Transcribe, word for word, the line containing "Convert this document image to plain text." and each line following it through the end of the listing below. Omit all other lines.

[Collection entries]
* START *

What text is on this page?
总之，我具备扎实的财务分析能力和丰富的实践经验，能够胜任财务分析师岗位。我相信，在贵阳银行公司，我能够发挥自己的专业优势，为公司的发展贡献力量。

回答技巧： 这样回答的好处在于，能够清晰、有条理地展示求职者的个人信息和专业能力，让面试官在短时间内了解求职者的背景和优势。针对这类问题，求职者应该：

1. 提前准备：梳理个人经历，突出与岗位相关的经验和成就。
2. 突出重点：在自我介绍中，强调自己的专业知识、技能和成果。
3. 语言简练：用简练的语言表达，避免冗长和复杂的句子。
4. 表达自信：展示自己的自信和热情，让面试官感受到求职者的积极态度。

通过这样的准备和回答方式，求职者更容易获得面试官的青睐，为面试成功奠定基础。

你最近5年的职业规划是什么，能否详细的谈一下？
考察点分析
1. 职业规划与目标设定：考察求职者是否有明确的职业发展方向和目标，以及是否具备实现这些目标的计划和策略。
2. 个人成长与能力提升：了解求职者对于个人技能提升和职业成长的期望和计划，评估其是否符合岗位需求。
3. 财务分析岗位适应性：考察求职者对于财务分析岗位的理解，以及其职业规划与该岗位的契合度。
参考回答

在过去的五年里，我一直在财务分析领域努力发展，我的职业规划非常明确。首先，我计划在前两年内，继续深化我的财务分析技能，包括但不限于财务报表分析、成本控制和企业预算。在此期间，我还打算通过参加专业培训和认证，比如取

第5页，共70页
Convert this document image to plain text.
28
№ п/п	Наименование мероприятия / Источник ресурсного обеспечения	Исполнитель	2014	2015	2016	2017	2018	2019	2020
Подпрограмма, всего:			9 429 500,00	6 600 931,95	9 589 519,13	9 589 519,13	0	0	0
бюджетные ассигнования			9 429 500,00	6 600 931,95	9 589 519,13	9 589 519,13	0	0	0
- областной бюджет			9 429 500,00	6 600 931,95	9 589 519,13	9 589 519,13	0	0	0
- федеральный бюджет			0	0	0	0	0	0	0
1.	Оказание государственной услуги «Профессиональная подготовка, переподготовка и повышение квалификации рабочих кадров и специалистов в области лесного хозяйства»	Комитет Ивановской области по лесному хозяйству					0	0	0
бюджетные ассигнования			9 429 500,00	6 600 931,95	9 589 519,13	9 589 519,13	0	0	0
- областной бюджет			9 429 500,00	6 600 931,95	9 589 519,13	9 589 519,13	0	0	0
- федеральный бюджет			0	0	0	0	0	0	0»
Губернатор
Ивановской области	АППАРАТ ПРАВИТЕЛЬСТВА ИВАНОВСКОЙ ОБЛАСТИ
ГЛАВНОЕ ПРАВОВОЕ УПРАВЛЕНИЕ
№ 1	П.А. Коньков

* END *

WORKED ANSWER
Convert this document image to plain text.
28
№ п/п	Наименование мероприятия / Источник ресурсного обеспечения	Исполнитель	2014	2015	2016	2017	2018	2019	2020
Подпрограмма, всего:			9 429 500,00	6 600 931,95	9 589 519,13	9 589 519,13	0	0	0
бюджетные ассигнования			9 429 500,00	6 600 931,95	9 589 519,13	9 589 519,13	0	0	0
- областной бюджет			9 429 500,00	6 600 931,95	9 589 519,13	9 589 519,13	0	0	0
- федеральный бюджет			0	0	0	0	0	0	0
1.	Оказание государственной услуги «Профессиональная подготовка, переподготовка и повышение квалификации рабочих кадров и специалистов в области лесного хозяйства»	Комитет Ивановской области по лесному хозяйству					0	0	0
бюджетные ассигнования			9 429 500,00	6 600 931,95	9 589 519,13	9 589 519,13	0	0	0
- областной бюджет			9 429 500,00	6 600 931,95	9 589 519,13	9 589 519,13	0	0	0
- федеральный бюджет			0	0	0	0	0	0	0»
Губернатор
Ивановской области	АППАРАТ ПРАВИТЕЛЬСТВА ИВАНОВСКОЙ ОБЛАСТИ
ГЛАВНОЕ ПРАВОВОЕ УПРАВЛЕНИЕ
№ 1	П.А. Коньков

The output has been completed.